Exercise objective:
Extract all lines that hold the string "name".

Recorded data:
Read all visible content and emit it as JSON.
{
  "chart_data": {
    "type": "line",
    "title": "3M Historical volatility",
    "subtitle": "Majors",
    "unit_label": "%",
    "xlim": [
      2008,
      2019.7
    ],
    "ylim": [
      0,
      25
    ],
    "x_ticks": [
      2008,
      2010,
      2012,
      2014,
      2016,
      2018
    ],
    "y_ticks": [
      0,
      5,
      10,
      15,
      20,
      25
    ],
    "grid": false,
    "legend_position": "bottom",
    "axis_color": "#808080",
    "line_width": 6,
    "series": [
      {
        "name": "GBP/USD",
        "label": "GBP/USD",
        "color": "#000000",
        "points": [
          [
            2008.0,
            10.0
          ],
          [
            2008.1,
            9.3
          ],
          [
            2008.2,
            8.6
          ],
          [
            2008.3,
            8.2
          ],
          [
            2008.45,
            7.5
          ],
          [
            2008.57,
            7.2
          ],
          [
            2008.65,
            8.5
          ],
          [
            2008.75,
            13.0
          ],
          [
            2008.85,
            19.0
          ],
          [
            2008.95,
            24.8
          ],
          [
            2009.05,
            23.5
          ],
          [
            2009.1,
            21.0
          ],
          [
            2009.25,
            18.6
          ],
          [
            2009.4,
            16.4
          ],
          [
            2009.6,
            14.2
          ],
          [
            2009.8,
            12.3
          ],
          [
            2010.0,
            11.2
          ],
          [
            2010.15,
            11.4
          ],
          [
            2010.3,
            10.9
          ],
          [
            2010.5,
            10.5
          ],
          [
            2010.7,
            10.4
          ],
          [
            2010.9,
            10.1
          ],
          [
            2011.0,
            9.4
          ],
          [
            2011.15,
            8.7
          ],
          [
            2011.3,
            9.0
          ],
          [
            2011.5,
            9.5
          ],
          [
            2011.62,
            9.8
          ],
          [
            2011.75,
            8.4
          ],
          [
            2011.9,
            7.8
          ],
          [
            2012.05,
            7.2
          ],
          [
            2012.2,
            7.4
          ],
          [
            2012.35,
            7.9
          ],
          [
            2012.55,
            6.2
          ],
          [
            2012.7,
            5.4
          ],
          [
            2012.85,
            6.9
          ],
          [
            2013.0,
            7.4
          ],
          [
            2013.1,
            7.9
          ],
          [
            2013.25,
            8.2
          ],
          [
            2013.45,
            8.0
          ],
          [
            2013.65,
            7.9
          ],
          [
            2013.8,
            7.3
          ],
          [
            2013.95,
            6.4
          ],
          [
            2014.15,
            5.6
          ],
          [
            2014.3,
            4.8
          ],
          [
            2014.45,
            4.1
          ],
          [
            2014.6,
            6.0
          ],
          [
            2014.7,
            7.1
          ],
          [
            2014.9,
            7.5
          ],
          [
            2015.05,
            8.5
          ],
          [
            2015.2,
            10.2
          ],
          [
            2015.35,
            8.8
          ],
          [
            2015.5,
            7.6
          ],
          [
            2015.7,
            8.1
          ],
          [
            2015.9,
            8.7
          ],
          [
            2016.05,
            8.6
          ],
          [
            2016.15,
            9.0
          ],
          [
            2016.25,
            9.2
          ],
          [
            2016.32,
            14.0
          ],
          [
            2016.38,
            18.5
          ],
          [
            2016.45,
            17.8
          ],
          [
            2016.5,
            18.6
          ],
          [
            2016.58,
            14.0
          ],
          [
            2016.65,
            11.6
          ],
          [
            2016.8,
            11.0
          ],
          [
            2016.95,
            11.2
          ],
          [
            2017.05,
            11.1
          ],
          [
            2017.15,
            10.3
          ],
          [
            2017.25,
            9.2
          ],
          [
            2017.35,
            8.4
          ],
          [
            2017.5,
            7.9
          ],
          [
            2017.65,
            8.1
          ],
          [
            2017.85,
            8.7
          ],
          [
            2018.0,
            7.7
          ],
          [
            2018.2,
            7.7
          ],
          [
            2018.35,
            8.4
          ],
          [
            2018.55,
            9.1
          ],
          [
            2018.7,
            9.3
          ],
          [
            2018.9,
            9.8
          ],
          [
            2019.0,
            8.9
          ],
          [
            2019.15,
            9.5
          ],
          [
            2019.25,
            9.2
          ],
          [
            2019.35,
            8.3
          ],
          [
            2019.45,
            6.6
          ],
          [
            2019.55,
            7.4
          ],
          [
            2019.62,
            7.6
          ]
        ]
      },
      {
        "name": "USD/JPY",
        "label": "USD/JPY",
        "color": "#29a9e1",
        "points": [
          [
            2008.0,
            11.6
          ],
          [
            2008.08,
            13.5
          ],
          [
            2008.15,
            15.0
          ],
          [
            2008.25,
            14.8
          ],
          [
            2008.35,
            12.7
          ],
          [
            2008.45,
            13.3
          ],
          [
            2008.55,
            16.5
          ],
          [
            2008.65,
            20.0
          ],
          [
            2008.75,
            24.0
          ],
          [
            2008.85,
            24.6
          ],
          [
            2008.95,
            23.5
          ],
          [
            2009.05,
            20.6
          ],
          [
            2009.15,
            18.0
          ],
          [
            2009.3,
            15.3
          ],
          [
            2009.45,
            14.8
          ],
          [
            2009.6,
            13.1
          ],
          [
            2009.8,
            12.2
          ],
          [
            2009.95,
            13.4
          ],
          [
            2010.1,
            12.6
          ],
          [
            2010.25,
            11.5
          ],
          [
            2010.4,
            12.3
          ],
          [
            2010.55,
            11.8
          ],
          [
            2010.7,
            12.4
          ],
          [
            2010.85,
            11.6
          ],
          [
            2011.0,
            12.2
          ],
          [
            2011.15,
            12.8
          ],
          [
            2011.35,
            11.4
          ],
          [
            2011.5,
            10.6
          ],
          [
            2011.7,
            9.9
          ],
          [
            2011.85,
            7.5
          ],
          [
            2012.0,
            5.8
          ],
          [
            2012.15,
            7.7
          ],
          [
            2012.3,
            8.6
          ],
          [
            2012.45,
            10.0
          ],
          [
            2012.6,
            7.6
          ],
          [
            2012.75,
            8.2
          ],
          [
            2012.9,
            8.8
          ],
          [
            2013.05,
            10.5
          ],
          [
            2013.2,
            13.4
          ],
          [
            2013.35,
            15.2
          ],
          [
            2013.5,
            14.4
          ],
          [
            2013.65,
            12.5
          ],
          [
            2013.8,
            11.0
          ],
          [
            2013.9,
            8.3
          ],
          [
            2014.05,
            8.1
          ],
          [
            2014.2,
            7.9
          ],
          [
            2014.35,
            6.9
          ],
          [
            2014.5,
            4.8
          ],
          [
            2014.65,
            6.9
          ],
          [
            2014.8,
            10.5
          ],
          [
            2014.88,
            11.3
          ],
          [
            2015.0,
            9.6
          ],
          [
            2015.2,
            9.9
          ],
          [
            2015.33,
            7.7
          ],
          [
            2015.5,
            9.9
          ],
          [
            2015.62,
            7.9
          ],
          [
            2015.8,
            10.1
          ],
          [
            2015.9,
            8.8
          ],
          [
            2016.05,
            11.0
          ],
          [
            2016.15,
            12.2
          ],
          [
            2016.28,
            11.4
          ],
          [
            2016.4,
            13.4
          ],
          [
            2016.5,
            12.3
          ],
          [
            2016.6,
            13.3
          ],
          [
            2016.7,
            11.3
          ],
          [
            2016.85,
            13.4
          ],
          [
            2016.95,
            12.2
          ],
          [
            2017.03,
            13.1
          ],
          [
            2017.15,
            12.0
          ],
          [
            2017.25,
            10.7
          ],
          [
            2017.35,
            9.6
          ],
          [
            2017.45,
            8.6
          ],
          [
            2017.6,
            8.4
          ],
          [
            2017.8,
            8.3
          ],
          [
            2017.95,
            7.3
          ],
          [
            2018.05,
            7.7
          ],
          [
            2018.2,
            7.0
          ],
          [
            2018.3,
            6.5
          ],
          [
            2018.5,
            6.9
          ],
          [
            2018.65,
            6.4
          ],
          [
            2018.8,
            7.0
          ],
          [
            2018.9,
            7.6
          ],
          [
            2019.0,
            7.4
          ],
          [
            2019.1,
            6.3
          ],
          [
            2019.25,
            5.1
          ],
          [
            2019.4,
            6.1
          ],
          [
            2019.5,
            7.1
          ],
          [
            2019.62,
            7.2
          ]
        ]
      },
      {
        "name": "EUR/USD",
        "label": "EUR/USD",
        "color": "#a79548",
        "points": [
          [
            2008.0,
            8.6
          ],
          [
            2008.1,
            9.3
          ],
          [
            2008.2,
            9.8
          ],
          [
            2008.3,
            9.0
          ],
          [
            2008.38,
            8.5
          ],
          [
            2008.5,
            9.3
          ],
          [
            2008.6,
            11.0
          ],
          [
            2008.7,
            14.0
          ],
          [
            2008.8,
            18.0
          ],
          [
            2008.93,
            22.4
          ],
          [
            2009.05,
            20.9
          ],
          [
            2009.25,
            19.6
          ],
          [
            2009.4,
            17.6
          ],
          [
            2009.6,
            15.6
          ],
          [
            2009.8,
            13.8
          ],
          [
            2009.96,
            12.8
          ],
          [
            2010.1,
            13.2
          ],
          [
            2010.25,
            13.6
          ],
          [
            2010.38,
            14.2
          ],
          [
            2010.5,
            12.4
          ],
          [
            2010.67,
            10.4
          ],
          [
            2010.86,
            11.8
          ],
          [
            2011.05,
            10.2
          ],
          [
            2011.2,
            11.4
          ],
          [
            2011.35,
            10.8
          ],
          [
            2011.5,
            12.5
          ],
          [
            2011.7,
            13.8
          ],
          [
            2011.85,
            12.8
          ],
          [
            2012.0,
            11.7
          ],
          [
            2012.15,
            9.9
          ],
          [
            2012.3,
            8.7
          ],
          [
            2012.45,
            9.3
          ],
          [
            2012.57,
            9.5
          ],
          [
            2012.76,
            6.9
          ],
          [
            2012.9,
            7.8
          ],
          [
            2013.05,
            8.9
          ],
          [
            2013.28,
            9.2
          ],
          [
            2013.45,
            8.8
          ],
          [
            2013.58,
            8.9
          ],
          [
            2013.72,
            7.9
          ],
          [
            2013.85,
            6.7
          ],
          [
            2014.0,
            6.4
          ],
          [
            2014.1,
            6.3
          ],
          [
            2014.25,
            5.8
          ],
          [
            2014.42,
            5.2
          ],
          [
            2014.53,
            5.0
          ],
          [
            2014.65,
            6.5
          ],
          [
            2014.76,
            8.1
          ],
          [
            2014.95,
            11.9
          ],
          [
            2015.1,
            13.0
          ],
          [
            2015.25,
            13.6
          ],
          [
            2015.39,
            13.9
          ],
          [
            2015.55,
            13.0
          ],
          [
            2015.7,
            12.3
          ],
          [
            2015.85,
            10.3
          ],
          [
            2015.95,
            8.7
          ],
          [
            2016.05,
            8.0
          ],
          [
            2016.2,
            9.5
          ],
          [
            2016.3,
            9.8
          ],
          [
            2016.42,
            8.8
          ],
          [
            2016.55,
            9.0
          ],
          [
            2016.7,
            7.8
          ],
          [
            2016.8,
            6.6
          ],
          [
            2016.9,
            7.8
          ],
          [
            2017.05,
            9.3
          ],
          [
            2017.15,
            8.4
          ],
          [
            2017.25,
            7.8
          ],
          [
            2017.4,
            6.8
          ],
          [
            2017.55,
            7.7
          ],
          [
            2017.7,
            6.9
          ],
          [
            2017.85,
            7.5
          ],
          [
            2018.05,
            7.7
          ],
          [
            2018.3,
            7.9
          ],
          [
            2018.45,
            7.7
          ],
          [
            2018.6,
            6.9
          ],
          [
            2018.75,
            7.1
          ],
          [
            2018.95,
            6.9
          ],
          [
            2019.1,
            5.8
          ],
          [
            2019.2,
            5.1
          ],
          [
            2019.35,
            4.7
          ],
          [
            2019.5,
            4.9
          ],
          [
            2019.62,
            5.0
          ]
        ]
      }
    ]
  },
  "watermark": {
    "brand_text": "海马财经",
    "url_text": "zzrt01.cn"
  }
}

Final result:
        "name": "GBP/USD",
        "name": "USD/JPY",
        "name": "EUR/USD",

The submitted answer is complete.